## List of tasks
1. According to the climate adaptation text, what are Tanzanian communities restoring mangrove forests to combat?
2. Continue the text on ecosystem-based climate adaptation from its last sentence.

━━ Document text ━━

Meanwhile, Tanzanian communities are restoring mangrove forests to combat flooding and coastal erosion – a cost effective and natural defence mechanism with many co-benefits for biodiversity and local livelihoods.
There is an incredible array of ecosystem-based approaches to climate adaptation being deployed by just this small segment of African communities, and these methods are not only helping people cling onto a sense of normality, they are benefitting species and habitats too.
When you plant a mangrove tree you don’t just install a flood defence. You provide food and shelter for myriad fish, shrimps and oysters. You provide a home for birds, reptiles and monkeys.
You regulate the water, supporting even more species. You create a carbon sink, absorbing and storing carbon from the atmosphere.
Ecosystems
And when mangrove forests are robust, the individual trees stand stronger too - better able to withstand the storms, or the temperature increases, driven by climate change. Indeed, when you protect and restore nature, it becomes more resilient to climate change. And this helps us to be more resilient too.
In the UK, we can take lessons from these communities and apply them here: prioritising ecosystem-based and locally-led approaches to climate adaptation.

━━━
━━ Information provided ━━

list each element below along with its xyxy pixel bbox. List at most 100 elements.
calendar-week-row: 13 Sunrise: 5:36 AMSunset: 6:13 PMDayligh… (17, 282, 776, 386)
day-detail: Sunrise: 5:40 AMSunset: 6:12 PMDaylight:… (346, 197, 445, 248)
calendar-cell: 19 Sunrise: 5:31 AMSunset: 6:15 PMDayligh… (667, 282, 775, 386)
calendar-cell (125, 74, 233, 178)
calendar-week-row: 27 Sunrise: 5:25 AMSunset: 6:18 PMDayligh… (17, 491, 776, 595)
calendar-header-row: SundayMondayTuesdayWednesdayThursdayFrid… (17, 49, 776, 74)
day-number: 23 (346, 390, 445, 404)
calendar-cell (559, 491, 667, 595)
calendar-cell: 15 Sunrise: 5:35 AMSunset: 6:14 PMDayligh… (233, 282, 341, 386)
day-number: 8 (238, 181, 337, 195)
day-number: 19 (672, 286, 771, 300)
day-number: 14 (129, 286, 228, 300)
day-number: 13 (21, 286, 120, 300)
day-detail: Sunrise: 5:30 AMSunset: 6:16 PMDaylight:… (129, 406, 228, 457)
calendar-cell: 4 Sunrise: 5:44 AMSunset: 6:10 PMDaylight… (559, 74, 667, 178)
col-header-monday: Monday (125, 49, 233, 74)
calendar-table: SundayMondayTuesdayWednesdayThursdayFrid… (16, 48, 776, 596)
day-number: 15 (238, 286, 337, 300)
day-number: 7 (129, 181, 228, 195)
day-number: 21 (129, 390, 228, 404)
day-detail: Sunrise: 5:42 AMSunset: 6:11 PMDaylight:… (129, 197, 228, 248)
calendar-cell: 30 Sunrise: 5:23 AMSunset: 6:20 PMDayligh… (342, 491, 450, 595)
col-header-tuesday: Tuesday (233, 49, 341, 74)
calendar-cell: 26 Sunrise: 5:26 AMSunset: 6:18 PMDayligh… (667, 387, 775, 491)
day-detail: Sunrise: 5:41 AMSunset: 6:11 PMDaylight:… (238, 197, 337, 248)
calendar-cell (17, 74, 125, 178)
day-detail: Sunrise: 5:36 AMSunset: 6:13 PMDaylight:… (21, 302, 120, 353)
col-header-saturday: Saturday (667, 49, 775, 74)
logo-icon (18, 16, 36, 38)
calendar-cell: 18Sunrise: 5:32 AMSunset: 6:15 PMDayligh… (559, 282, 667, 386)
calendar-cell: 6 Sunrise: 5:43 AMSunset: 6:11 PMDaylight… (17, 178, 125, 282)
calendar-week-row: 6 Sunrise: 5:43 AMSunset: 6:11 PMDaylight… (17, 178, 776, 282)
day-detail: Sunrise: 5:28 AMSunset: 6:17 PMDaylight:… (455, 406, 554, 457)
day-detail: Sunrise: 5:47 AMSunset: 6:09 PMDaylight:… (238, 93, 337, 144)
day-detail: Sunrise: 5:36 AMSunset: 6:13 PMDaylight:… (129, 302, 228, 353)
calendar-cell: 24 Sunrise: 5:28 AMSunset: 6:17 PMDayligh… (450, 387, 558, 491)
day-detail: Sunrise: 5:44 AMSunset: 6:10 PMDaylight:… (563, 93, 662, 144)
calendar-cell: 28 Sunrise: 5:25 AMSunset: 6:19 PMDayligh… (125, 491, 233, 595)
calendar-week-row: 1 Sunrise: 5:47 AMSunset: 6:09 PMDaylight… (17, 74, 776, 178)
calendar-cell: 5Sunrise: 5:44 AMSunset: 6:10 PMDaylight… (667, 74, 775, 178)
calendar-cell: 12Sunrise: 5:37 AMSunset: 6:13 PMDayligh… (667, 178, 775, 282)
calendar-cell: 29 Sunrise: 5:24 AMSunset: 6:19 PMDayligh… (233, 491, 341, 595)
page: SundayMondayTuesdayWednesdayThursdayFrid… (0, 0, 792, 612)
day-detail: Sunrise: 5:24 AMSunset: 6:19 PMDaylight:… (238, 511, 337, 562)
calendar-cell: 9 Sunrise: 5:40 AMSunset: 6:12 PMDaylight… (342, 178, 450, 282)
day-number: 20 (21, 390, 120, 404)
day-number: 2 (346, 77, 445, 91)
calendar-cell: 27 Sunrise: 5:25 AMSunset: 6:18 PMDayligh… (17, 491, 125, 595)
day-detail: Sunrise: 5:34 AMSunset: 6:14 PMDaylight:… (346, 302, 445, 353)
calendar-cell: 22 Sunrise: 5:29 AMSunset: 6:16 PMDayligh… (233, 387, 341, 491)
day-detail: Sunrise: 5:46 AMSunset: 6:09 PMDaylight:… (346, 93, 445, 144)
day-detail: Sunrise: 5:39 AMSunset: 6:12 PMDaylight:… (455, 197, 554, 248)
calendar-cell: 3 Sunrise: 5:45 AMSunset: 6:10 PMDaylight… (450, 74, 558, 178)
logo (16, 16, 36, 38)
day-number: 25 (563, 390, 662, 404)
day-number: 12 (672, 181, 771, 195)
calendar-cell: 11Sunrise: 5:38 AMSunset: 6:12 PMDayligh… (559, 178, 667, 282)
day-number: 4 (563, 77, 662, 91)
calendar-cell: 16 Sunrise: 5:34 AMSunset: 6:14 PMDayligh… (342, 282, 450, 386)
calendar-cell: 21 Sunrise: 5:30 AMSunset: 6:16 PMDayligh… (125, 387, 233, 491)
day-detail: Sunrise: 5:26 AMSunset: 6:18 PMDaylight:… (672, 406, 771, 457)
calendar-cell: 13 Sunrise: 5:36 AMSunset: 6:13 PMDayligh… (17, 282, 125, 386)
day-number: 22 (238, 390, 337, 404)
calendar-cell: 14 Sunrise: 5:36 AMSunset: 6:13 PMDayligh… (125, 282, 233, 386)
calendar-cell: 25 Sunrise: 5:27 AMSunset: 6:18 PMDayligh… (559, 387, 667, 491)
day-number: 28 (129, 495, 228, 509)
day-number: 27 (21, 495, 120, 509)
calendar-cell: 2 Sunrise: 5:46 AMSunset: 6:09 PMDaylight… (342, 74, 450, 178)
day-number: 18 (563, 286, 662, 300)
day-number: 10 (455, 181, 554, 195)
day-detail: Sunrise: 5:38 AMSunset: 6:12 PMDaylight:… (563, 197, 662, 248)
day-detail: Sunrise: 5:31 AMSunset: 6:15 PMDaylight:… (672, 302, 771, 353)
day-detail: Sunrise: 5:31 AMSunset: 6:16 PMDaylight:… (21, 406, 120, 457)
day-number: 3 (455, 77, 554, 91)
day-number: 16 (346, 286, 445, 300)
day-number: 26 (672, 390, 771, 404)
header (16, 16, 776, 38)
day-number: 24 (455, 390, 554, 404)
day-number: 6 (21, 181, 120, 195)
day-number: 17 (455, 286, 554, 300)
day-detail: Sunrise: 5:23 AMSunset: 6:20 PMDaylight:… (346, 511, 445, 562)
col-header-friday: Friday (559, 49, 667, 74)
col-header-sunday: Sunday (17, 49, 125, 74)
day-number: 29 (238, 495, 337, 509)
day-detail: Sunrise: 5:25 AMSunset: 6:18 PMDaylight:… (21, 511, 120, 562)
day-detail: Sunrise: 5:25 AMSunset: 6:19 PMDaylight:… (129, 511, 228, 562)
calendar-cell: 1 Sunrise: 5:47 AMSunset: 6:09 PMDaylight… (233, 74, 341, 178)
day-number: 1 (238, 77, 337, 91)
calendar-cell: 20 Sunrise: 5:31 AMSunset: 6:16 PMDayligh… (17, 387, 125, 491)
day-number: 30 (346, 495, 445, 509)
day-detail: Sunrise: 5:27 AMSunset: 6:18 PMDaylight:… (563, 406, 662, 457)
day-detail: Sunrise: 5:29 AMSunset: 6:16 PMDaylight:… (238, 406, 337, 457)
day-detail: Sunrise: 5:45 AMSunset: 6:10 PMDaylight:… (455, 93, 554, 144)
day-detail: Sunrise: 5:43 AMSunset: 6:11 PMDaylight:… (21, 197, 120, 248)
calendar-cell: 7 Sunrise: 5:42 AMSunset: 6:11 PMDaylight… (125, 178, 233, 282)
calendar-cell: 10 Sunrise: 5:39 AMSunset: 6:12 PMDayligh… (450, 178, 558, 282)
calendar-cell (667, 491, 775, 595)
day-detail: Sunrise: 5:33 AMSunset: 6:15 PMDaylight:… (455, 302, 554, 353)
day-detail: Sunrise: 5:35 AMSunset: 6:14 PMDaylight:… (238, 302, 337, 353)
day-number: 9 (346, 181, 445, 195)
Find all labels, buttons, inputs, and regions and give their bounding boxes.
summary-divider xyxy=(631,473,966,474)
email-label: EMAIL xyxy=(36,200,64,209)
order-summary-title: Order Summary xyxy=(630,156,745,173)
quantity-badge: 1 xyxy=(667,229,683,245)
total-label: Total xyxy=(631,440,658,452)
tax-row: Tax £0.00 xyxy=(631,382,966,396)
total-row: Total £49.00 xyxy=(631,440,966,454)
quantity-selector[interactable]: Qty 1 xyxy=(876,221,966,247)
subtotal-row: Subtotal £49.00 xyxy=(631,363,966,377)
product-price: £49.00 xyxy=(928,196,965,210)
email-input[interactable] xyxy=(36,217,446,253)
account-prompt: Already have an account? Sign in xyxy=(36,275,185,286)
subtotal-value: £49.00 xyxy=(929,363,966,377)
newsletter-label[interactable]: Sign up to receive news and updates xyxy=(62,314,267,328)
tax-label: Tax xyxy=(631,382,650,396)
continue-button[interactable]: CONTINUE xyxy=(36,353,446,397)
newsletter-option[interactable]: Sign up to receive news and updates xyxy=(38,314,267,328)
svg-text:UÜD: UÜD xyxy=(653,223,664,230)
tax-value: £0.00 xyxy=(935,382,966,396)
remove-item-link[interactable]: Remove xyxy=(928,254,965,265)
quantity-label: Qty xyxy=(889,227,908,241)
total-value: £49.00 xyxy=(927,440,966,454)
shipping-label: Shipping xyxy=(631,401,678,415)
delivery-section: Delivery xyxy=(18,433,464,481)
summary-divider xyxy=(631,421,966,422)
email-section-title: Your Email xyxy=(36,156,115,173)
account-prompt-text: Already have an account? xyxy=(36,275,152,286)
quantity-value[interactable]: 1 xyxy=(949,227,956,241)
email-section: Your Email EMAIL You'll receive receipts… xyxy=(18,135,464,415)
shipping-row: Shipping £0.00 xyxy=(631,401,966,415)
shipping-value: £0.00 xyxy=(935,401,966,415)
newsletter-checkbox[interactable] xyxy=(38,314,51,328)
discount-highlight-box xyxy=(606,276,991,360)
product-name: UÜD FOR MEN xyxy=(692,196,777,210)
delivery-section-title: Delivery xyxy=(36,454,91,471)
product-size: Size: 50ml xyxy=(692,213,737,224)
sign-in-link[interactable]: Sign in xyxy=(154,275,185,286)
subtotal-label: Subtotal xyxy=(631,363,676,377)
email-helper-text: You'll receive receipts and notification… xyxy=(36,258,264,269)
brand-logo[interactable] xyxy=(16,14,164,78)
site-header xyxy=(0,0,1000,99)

━━━

## Results for the exercise
1. Flooding and coastal erosion.

2.
This could look like protecting and restoring woodlands to reduce flood risk and provide natural cooling for people and wildlife. Or it could be establishing saltmarsh habitats to provide coastal protection from sea-level rise and storm surges.
Greening urban areas also provides a wide range of benefits not only for nature, but for residents and the local economy – for example, in Lisbon, for every $1 invested in tree management, residents receive $4.5 in benefits thanks to the cleaner air, energy savings and stormwater runoff reduction.
There are plenty of proven nature-based solutions that cost little to introduce, and will not only save money in the long run – they will save our infrastructure, our natural ecosystems, our wellbeing. They will save our lives.
Commitments
But the UK is clearly falling behind. The most recent Climate Change Committee report on adaptation and resilience shows that, despite “ambitious aims” for nature-based solutions, the UK government has made little to no progress in building the climate resilience of nature in the last two years, and our environment is generally declining.
As highlighted in the report – we cannot effectively adapt to climate change if the ecosystems we rely upon are in such a dilapidated condition. This applies to the UK. It applies to Europe. It applies to Africa and everywhere in the world.
This Autumn the UK government has a critical opportunity to turn things around. Top level leadership showing up at the UN climate negotiations, COP30, in Brazil is the first step.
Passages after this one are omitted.